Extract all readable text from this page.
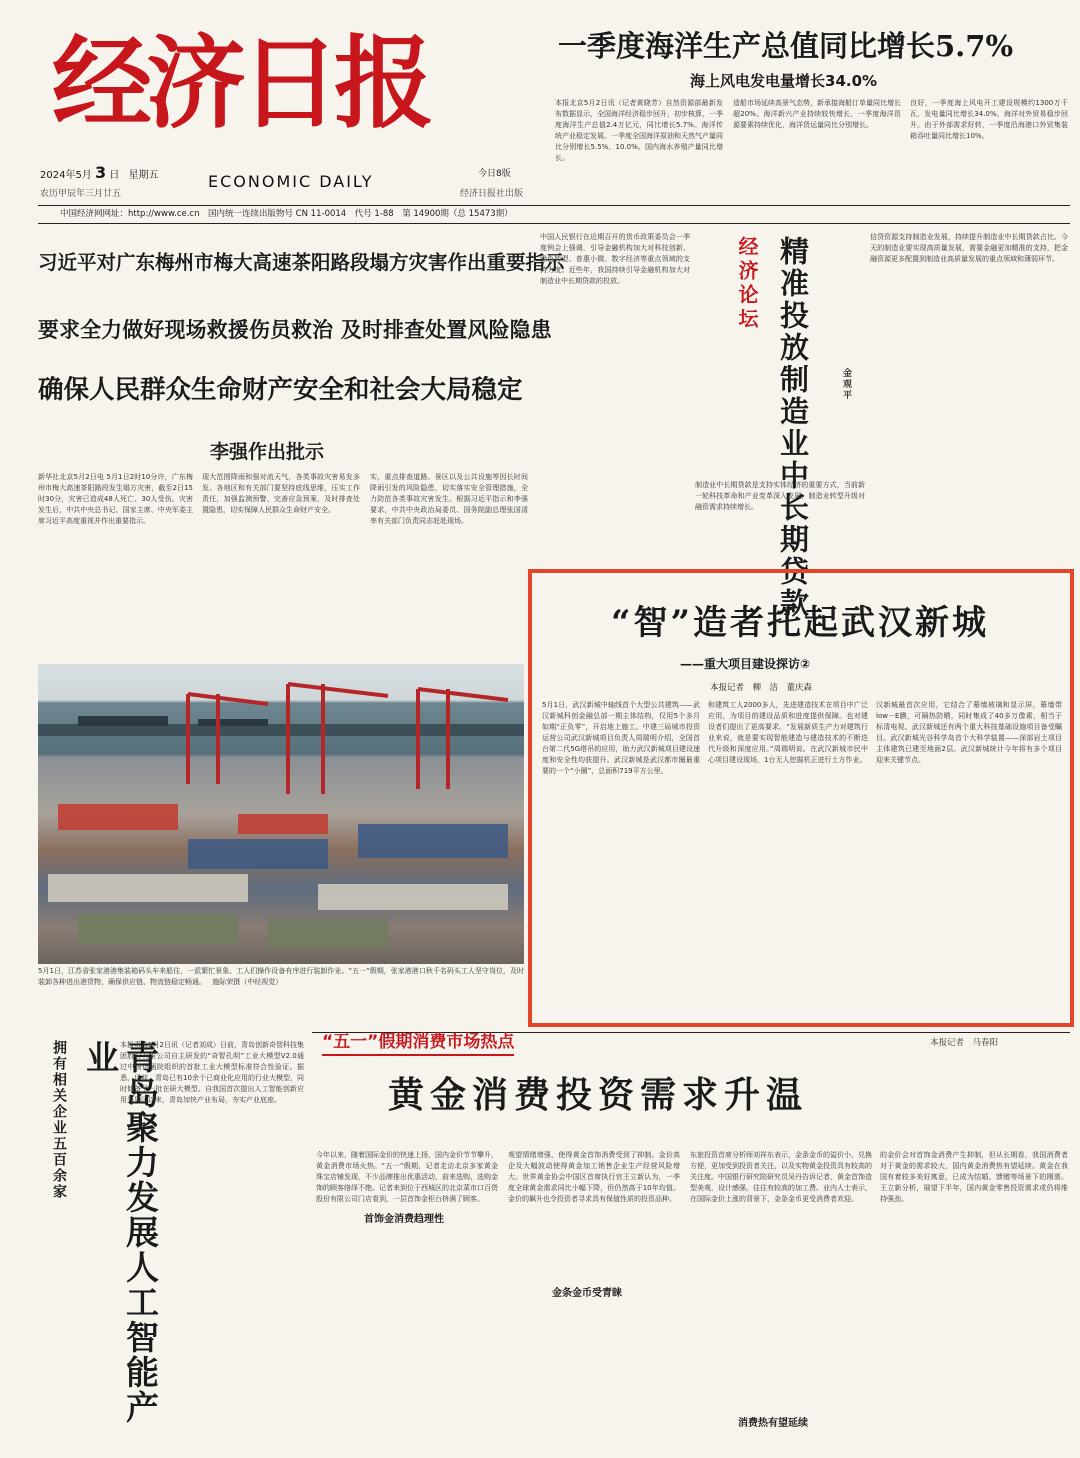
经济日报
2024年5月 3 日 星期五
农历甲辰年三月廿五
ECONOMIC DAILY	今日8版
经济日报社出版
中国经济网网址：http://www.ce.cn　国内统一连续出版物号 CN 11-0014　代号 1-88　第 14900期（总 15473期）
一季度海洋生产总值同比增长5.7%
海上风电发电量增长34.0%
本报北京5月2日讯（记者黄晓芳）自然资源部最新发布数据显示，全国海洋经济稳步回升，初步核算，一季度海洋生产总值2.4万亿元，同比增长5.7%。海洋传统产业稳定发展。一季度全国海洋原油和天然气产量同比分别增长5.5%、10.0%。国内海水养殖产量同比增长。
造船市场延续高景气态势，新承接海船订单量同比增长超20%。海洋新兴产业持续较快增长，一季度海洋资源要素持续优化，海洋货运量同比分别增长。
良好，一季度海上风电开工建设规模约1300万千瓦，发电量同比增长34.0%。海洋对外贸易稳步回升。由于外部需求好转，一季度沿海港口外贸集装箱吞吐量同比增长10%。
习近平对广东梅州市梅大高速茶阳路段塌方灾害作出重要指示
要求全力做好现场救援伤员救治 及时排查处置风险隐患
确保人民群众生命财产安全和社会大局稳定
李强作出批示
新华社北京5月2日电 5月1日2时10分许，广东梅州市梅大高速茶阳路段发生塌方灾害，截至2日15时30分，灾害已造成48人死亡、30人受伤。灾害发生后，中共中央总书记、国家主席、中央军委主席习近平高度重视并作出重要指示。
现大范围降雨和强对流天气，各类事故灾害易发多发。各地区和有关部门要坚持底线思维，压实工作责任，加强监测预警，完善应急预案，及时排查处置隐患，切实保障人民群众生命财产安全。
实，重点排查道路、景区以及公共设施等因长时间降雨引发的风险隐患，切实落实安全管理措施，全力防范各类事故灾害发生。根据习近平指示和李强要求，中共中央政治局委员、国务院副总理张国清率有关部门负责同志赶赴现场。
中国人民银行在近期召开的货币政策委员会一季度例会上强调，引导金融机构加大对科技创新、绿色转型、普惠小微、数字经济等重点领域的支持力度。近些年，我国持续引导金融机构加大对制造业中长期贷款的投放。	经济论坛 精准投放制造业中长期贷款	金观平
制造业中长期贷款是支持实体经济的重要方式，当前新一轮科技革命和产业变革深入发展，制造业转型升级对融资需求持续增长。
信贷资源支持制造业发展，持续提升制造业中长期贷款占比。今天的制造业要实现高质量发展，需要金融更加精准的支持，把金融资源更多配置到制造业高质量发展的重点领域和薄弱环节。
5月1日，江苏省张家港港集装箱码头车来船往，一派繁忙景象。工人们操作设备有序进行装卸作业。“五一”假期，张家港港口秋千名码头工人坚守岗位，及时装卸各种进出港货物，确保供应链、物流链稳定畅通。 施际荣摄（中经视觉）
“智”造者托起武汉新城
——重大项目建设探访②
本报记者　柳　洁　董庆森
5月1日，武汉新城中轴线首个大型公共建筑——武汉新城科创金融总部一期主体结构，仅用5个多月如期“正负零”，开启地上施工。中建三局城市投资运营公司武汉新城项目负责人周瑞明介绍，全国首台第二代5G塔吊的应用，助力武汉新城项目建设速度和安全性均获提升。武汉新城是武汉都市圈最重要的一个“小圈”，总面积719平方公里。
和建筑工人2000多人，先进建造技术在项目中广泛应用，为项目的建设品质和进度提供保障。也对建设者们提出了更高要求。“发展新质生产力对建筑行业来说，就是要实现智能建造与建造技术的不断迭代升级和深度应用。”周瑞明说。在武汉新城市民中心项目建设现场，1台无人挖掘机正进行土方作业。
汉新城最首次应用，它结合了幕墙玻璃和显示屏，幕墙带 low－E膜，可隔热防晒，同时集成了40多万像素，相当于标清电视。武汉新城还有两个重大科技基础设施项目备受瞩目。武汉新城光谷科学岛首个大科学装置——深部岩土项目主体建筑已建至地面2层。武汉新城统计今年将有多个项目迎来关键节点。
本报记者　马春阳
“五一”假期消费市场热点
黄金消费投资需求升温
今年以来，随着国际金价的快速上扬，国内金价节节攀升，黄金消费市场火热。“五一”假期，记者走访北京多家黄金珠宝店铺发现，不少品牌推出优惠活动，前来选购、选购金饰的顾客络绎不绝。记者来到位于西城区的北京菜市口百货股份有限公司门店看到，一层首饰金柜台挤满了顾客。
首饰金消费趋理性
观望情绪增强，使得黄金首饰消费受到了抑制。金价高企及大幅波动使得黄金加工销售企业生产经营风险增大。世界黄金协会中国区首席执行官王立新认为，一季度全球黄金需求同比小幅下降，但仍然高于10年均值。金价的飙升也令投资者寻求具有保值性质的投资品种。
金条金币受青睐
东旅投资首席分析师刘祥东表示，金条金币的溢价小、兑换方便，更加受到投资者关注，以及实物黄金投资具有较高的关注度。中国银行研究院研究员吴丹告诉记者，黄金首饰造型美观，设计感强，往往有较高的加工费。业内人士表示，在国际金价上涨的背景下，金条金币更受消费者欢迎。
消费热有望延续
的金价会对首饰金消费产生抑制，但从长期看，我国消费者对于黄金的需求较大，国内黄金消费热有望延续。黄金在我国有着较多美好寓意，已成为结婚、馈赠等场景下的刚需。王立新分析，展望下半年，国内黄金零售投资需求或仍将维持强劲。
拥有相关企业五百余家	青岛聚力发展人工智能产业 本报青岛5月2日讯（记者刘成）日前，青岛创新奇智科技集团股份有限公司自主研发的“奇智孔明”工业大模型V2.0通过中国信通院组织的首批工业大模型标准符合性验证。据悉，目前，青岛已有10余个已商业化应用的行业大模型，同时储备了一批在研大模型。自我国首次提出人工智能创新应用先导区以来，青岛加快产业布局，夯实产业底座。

• **Problem statement**:
Write every entry out again exactly, dropping the pictures.

• **Answer to the problem**:
Extract all readable text from this page.
经济日报
2024年5月 3 日 星期五
农历甲辰年三月廿五
ECONOMIC DAILY	今日8版
经济日报社出版
中国经济网网址：http://www.ce.cn　国内统一连续出版物号 CN 11-0014　代号 1-88　第 14900期（总 15473期）
一季度海洋生产总值同比增长5.7%
海上风电发电量增长34.0%
本报北京5月2日讯（记者黄晓芳）自然资源部最新发布数据显示，全国海洋经济稳步回升，初步核算，一季度海洋生产总值2.4万亿元，同比增长5.7%。海洋传统产业稳定发展。一季度全国海洋原油和天然气产量同比分别增长5.5%、10.0%。国内海水养殖产量同比增长。
造船市场延续高景气态势，新承接海船订单量同比增长超20%。海洋新兴产业持续较快增长，一季度海洋资源要素持续优化，海洋货运量同比分别增长。
良好，一季度海上风电开工建设规模约1300万千瓦，发电量同比增长34.0%。海洋对外贸易稳步回升。由于外部需求好转，一季度沿海港口外贸集装箱吞吐量同比增长10%。
习近平对广东梅州市梅大高速茶阳路段塌方灾害作出重要指示
要求全力做好现场救援伤员救治 及时排查处置风险隐患
确保人民群众生命财产安全和社会大局稳定
李强作出批示
新华社北京5月2日电 5月1日2时10分许，广东梅州市梅大高速茶阳路段发生塌方灾害，截至2日15时30分，灾害已造成48人死亡、30人受伤。灾害发生后，中共中央总书记、国家主席、中央军委主席习近平高度重视并作出重要指示。
现大范围降雨和强对流天气，各类事故灾害易发多发。各地区和有关部门要坚持底线思维，压实工作责任，加强监测预警，完善应急预案，及时排查处置隐患，切实保障人民群众生命财产安全。
实，重点排查道路、景区以及公共设施等因长时间降雨引发的风险隐患，切实落实安全管理措施，全力防范各类事故灾害发生。根据习近平指示和李强要求，中共中央政治局委员、国务院副总理张国清率有关部门负责同志赶赴现场。
中国人民银行在近期召开的货币政策委员会一季度例会上强调，引导金融机构加大对科技创新、绿色转型、普惠小微、数字经济等重点领域的支持力度。近些年，我国持续引导金融机构加大对制造业中长期贷款的投放。	经济论坛 精准投放制造业中长期贷款	金观平
制造业中长期贷款是支持实体经济的重要方式，当前新一轮科技革命和产业变革深入发展，制造业转型升级对融资需求持续增长。
信贷资源支持制造业发展，持续提升制造业中长期贷款占比。今天的制造业要实现高质量发展，需要金融更加精准的支持，把金融资源更多配置到制造业高质量发展的重点领域和薄弱环节。
5月1日，江苏省张家港港集装箱码头车来船往，一派繁忙景象。工人们操作设备有序进行装卸作业。“五一”假期，张家港港口秋千名码头工人坚守岗位，及时装卸各种进出港货物，确保供应链、物流链稳定畅通。 施际荣摄（中经视觉）
“智”造者托起武汉新城
——重大项目建设探访②
本报记者　柳　洁　董庆森
5月1日，武汉新城中轴线首个大型公共建筑——武汉新城科创金融总部一期主体结构，仅用5个多月如期“正负零”，开启地上施工。中建三局城市投资运营公司武汉新城项目负责人周瑞明介绍，全国首台第二代5G塔吊的应用，助力武汉新城项目建设速度和安全性均获提升。武汉新城是武汉都市圈最重要的一个“小圈”，总面积719平方公里。
和建筑工人2000多人，先进建造技术在项目中广泛应用，为项目的建设品质和进度提供保障。也对建设者们提出了更高要求。“发展新质生产力对建筑行业来说，就是要实现智能建造与建造技术的不断迭代升级和深度应用。”周瑞明说。在武汉新城市民中心项目建设现场，1台无人挖掘机正进行土方作业。
汉新城最首次应用，它结合了幕墙玻璃和显示屏，幕墙带 low－E膜，可隔热防晒，同时集成了40多万像素，相当于标清电视。武汉新城还有两个重大科技基础设施项目备受瞩目。武汉新城光谷科学岛首个大科学装置——深部岩土项目主体建筑已建至地面2层。武汉新城统计今年将有多个项目迎来关键节点。
本报记者　马春阳
“五一”假期消费市场热点
黄金消费投资需求升温
今年以来，随着国际金价的快速上扬，国内金价节节攀升，黄金消费市场火热。“五一”假期，记者走访北京多家黄金珠宝店铺发现，不少品牌推出优惠活动，前来选购、选购金饰的顾客络绎不绝。记者来到位于西城区的北京菜市口百货股份有限公司门店看到，一层首饰金柜台挤满了顾客。
首饰金消费趋理性
观望情绪增强，使得黄金首饰消费受到了抑制。金价高企及大幅波动使得黄金加工销售企业生产经营风险增大。世界黄金协会中国区首席执行官王立新认为，一季度全球黄金需求同比小幅下降，但仍然高于10年均值。金价的飙升也令投资者寻求具有保值性质的投资品种。
金条金币受青睐
东旅投资首席分析师刘祥东表示，金条金币的溢价小、兑换方便，更加受到投资者关注，以及实物黄金投资具有较高的关注度。中国银行研究院研究员吴丹告诉记者，黄金首饰造型美观，设计感强，往往有较高的加工费。业内人士表示，在国际金价上涨的背景下，金条金币更受消费者欢迎。
消费热有望延续
的金价会对首饰金消费产生抑制，但从长期看，我国消费者对于黄金的需求较大，国内黄金消费热有望延续。黄金在我国有着较多美好寓意，已成为结婚、馈赠等场景下的刚需。王立新分析，展望下半年，国内黄金零售投资需求或仍将维持强劲。
拥有相关企业五百余家	青岛聚力发展人工智能产业 本报青岛5月2日讯（记者刘成）日前，青岛创新奇智科技集团股份有限公司自主研发的“奇智孔明”工业大模型V2.0通过中国信通院组织的首批工业大模型标准符合性验证。据悉，目前，青岛已有10余个已商业化应用的行业大模型，同时储备了一批在研大模型。自我国首次提出人工智能创新应用先导区以来，青岛加快产业布局，夯实产业底座。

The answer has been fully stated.